Task to complete - In the records below, pick out all lines containing the word "text".

— START OF Material for this task —

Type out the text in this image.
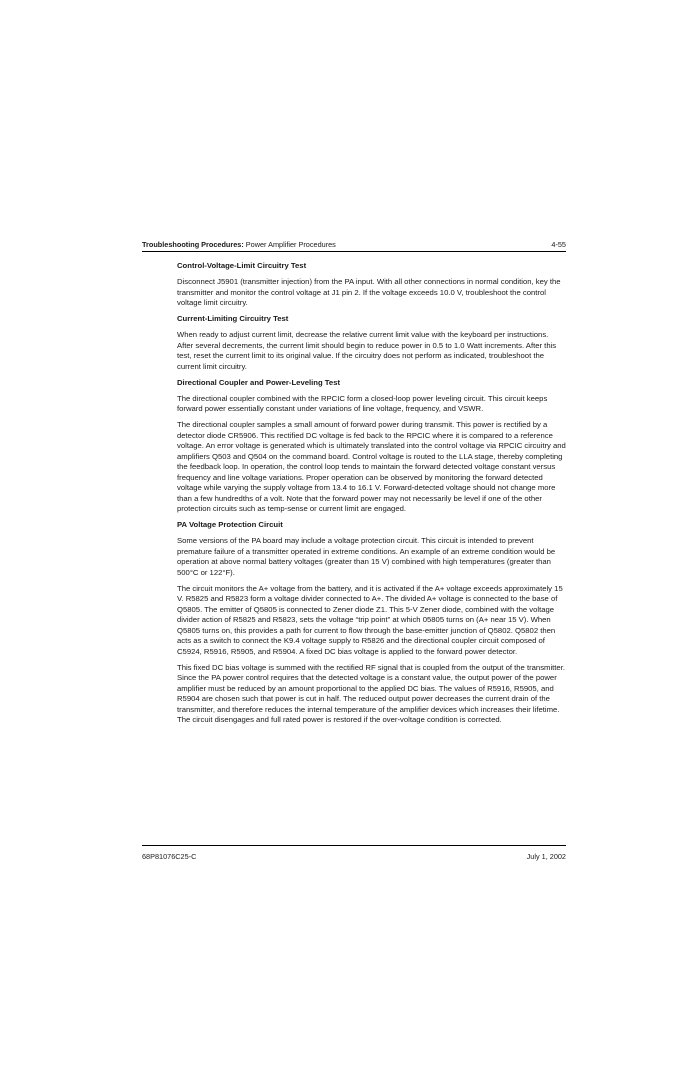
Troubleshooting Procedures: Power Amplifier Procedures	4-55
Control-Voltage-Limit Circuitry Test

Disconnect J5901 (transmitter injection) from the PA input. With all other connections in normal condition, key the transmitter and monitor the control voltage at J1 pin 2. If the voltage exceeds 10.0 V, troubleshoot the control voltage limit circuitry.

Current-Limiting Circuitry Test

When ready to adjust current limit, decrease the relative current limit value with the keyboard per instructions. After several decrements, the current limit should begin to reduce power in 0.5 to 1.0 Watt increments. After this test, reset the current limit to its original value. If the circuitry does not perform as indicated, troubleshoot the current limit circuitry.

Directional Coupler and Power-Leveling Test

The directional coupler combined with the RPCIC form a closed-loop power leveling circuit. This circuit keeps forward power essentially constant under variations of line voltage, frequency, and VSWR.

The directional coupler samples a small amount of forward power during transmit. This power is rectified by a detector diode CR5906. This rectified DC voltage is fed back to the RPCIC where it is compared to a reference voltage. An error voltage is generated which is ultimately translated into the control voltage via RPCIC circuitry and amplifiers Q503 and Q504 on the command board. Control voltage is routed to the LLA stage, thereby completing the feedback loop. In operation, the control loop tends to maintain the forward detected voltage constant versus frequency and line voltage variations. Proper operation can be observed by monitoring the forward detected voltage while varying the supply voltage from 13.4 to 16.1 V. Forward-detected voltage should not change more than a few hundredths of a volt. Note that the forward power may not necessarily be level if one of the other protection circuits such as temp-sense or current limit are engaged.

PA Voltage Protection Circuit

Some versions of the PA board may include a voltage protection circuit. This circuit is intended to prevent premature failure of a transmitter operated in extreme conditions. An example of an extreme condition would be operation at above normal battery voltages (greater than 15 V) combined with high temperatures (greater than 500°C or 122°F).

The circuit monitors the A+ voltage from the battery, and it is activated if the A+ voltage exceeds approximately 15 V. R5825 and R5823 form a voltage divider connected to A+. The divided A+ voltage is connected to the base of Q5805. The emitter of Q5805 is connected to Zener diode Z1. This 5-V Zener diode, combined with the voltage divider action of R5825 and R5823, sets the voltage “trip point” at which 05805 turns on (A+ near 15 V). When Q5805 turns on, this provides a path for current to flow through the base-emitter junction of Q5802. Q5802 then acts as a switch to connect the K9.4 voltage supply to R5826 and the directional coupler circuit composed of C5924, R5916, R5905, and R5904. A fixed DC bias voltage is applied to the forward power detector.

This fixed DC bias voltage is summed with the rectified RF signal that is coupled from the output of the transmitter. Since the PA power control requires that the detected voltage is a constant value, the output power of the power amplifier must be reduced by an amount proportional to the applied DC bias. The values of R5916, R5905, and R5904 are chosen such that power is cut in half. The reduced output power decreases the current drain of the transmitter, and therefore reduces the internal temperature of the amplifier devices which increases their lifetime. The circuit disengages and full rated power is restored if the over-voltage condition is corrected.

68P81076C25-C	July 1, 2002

— END OF Material for this task —
— START OF Material for this task —

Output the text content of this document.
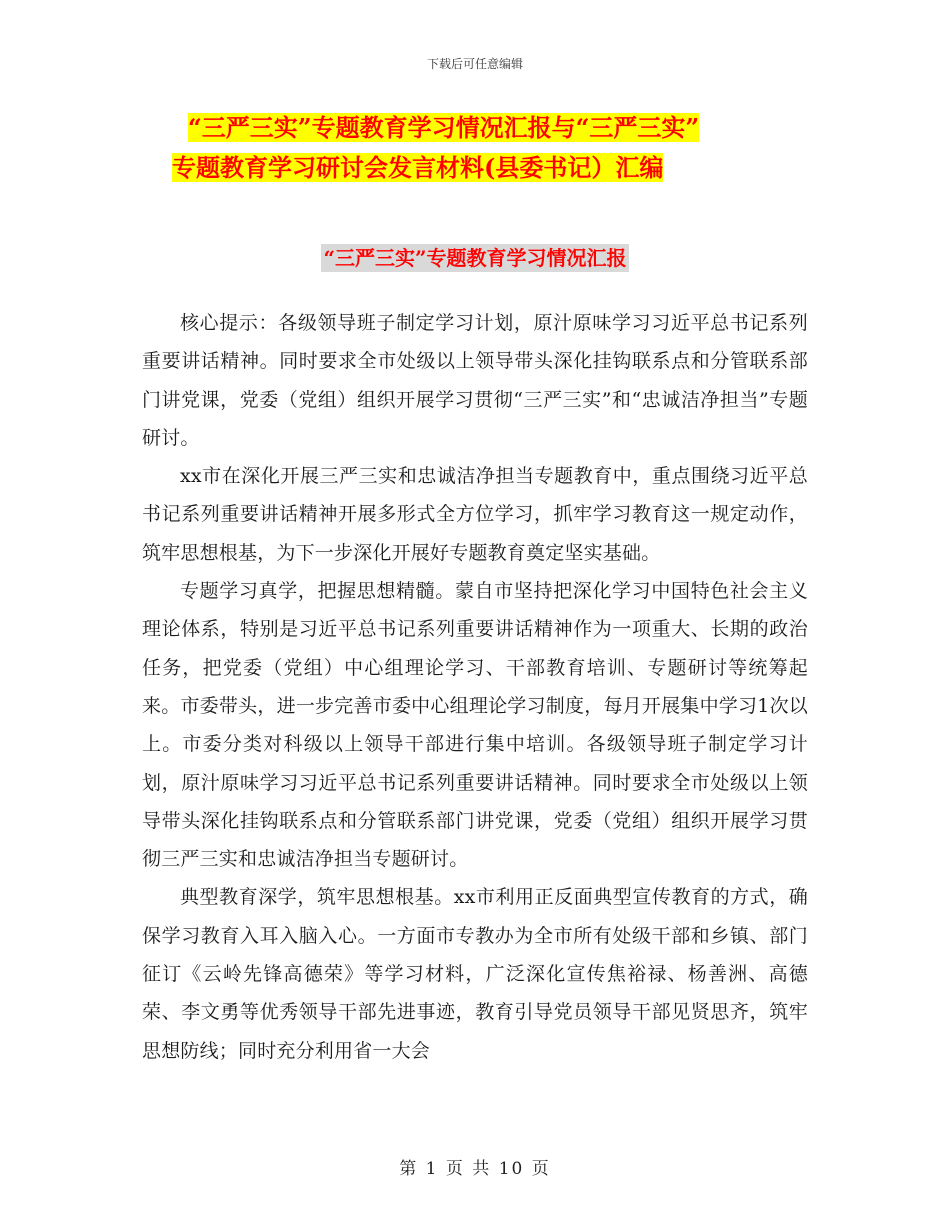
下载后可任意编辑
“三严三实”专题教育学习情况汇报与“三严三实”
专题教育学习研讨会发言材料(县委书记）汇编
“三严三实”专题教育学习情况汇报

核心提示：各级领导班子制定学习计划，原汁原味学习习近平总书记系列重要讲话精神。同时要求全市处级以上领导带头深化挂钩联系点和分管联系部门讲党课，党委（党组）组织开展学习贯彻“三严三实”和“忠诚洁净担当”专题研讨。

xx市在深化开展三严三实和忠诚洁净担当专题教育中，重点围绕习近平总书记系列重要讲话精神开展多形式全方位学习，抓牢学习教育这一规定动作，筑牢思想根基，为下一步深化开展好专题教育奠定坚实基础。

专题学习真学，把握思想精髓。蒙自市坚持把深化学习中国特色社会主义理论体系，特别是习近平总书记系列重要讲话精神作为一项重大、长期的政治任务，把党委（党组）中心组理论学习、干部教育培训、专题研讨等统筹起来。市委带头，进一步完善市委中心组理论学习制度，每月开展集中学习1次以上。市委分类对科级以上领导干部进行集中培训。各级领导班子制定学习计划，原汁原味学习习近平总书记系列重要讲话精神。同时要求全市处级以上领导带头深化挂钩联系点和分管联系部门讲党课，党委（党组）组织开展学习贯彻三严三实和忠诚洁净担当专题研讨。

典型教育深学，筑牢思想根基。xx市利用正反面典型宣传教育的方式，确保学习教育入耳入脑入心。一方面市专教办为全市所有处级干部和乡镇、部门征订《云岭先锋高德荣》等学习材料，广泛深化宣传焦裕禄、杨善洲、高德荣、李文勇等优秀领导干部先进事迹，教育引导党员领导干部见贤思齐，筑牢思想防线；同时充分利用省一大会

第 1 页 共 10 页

— END OF Material for this task —

Solution -
Type out the text in this image.
Output the text content of this document.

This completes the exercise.